Copy all lines below containing "часы".

[Dataset items]

---

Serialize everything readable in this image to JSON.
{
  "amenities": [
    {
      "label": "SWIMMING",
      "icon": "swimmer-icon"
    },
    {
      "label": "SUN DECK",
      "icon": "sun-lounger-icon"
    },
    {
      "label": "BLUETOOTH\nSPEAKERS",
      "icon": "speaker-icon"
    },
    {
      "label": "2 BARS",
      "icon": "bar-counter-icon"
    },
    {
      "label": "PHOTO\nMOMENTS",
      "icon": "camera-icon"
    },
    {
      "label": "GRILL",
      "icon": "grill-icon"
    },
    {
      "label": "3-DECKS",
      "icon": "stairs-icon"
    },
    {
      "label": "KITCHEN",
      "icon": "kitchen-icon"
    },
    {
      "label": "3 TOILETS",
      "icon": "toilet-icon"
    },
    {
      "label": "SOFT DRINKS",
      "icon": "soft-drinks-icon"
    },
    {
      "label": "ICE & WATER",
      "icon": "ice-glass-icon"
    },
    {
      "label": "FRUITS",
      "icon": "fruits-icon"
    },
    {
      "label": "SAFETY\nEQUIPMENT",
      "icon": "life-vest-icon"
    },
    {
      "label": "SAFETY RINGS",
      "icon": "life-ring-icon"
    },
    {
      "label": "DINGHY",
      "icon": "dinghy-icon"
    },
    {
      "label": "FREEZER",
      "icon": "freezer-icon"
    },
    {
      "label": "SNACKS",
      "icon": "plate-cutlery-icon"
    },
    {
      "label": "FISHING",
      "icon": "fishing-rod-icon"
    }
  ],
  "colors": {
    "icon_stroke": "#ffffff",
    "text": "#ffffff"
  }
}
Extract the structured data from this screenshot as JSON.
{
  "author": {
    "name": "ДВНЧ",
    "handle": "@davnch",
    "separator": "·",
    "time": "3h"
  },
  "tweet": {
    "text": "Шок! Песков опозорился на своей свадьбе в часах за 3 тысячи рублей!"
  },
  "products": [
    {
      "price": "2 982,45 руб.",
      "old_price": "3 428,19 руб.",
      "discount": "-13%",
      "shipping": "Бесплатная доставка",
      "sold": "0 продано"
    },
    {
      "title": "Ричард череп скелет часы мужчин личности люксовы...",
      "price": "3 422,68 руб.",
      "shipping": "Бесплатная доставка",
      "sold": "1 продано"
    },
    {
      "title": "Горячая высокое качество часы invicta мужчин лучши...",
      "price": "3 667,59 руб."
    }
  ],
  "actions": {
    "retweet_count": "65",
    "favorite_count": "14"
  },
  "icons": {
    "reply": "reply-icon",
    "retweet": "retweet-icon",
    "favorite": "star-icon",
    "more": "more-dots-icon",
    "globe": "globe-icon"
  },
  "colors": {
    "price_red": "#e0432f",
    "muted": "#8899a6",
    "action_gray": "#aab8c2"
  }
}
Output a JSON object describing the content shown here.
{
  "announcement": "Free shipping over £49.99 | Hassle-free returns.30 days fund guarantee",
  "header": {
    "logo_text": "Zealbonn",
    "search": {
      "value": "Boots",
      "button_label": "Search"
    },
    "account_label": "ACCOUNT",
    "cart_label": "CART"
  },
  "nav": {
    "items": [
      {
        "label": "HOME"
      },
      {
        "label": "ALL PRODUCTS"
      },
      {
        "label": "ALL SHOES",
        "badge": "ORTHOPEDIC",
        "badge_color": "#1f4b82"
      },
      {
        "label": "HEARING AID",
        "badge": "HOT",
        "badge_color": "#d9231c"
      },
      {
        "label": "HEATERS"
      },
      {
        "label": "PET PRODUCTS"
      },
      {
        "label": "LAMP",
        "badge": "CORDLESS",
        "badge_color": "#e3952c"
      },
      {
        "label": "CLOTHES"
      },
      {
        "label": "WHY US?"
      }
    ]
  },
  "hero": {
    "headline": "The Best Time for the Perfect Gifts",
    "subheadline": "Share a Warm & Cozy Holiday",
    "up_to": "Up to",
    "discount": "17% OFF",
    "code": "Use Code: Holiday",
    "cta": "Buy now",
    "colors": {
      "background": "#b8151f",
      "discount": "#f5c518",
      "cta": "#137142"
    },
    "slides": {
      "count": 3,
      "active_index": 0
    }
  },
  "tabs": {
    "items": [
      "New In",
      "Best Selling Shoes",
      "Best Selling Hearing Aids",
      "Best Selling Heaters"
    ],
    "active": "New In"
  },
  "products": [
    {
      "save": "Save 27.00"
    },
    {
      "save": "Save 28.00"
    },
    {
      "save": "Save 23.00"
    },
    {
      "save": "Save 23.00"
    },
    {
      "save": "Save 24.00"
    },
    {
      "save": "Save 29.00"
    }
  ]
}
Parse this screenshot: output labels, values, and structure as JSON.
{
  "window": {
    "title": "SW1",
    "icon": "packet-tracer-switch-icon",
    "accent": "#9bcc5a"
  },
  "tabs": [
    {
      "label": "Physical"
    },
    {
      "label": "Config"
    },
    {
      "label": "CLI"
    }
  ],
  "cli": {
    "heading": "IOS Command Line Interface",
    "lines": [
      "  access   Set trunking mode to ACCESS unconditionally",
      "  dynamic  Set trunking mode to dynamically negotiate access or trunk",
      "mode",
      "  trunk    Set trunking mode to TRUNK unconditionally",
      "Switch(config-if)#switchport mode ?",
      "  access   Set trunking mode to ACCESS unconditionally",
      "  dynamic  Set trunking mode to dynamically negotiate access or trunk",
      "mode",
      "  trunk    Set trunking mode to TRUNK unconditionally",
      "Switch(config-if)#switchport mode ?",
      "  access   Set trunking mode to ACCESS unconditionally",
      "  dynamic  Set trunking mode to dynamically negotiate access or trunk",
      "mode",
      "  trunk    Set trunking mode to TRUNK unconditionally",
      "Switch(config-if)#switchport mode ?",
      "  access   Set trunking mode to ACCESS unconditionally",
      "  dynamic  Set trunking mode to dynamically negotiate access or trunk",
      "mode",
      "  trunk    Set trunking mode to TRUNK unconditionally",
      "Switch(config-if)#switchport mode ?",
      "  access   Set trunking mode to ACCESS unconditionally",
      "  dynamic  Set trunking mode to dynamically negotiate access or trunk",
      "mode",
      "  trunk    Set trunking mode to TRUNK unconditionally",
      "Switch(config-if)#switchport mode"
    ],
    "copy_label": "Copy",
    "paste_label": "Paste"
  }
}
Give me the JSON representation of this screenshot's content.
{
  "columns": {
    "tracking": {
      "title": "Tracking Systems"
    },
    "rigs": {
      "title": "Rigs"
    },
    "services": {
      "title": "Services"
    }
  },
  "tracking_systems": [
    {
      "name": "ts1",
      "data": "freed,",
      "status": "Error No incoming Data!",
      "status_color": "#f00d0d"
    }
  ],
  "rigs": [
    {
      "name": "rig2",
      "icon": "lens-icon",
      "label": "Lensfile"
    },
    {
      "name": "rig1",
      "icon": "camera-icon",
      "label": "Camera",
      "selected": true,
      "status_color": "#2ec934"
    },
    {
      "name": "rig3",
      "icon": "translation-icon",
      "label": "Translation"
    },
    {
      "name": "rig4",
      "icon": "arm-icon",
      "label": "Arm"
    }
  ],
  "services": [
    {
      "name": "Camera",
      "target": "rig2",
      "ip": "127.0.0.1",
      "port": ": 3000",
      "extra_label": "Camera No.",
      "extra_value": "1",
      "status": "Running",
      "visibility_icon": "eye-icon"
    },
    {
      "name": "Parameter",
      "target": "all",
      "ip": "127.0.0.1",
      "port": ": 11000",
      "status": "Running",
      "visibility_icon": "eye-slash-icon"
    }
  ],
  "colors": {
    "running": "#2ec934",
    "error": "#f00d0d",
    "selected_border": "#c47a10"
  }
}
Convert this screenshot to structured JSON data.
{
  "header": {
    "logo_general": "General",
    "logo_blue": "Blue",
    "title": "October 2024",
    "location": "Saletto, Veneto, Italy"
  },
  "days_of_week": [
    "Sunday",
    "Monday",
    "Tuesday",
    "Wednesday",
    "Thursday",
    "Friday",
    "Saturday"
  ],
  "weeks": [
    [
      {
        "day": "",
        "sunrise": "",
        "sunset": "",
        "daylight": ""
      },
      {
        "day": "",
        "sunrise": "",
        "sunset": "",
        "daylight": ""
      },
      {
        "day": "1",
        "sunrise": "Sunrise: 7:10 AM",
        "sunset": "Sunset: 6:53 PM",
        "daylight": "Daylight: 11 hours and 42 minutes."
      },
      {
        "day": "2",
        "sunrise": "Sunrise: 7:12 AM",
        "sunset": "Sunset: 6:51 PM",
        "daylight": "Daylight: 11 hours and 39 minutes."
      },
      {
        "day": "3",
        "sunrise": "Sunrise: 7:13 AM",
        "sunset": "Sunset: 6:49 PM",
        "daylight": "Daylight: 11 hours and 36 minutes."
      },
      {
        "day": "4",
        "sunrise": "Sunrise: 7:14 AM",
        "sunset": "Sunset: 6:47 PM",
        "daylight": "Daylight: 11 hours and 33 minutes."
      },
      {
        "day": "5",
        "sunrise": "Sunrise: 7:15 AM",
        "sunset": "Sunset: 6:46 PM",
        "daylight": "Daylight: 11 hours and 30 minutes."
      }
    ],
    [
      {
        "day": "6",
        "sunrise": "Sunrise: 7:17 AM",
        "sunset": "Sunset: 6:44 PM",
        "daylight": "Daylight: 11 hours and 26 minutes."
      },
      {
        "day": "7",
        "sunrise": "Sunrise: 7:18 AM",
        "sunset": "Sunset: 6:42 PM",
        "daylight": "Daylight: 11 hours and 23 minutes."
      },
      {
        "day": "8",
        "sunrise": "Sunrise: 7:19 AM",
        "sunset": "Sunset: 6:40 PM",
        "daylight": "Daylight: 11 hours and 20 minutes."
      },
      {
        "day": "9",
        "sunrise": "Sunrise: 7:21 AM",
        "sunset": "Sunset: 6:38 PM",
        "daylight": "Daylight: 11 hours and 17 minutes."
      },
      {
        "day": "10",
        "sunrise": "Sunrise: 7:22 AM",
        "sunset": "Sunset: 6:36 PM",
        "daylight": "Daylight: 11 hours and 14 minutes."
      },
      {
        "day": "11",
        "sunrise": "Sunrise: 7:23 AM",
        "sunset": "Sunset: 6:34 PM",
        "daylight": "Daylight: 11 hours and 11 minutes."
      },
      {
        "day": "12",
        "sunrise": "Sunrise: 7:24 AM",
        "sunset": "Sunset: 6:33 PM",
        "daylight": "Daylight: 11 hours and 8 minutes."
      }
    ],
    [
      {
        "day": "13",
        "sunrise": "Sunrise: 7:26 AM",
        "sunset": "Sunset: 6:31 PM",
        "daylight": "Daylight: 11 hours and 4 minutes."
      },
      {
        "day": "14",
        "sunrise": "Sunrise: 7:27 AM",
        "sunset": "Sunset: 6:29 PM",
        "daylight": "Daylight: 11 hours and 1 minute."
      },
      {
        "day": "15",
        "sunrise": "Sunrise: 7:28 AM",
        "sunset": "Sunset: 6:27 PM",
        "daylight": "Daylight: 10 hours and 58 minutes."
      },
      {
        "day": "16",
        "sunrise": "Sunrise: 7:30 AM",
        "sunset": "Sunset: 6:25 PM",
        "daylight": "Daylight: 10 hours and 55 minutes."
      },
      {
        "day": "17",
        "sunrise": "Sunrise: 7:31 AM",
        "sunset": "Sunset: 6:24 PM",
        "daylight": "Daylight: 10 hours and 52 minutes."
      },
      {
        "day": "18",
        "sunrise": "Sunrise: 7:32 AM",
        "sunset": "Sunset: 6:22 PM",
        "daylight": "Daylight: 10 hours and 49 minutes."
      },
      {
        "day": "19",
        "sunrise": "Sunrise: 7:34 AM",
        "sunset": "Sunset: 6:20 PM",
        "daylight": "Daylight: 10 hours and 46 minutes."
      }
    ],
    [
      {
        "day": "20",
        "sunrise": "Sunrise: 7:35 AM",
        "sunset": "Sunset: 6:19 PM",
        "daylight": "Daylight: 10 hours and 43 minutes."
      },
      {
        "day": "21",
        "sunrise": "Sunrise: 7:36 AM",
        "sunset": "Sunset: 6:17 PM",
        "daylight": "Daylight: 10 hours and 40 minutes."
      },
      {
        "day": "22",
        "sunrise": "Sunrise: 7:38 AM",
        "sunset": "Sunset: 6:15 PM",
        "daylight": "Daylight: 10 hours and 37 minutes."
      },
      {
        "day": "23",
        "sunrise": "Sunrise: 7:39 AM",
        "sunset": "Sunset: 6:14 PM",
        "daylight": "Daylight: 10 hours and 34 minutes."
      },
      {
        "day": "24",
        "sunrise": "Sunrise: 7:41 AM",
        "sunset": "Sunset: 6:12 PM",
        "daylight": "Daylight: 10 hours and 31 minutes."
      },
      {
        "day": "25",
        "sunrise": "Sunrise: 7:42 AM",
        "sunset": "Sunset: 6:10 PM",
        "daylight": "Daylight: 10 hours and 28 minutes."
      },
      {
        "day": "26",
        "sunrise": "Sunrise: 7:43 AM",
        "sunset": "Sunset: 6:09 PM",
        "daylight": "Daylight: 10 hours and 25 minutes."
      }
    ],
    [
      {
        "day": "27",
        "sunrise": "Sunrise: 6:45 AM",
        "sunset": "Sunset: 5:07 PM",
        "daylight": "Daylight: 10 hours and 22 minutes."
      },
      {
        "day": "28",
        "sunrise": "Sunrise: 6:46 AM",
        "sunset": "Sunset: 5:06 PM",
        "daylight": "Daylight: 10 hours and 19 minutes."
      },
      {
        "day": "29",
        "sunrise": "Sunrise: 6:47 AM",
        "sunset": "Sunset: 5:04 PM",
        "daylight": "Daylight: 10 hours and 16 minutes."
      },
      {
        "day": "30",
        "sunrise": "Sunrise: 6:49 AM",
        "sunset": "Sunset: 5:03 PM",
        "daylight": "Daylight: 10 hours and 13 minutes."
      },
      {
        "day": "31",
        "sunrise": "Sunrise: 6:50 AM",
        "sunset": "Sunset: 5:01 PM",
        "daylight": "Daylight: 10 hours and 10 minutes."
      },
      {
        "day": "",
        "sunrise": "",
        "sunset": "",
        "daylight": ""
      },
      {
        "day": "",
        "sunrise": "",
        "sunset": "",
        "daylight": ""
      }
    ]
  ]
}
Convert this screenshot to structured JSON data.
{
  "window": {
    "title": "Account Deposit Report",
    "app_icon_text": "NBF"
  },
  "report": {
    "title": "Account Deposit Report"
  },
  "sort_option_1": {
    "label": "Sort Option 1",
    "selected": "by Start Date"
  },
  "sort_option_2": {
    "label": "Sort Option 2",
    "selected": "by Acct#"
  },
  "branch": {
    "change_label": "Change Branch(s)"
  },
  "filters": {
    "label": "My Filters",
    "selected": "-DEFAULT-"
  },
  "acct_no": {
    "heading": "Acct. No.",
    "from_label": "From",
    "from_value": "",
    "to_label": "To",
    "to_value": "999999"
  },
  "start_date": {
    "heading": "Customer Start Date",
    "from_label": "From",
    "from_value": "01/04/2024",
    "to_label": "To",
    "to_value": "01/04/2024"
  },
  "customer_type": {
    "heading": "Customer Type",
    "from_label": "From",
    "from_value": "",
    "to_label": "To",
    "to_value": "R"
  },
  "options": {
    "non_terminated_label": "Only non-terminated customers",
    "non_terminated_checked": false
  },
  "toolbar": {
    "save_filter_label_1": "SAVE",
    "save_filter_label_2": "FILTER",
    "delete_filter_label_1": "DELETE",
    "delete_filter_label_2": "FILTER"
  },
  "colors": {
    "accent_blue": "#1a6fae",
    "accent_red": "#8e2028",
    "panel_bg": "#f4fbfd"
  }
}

---

* Reply *
      "title": "Ричард череп скелет часы мужчин личности люксовы...",
      "title": "Горячая высокое качество часы invicta мужчин лучши...",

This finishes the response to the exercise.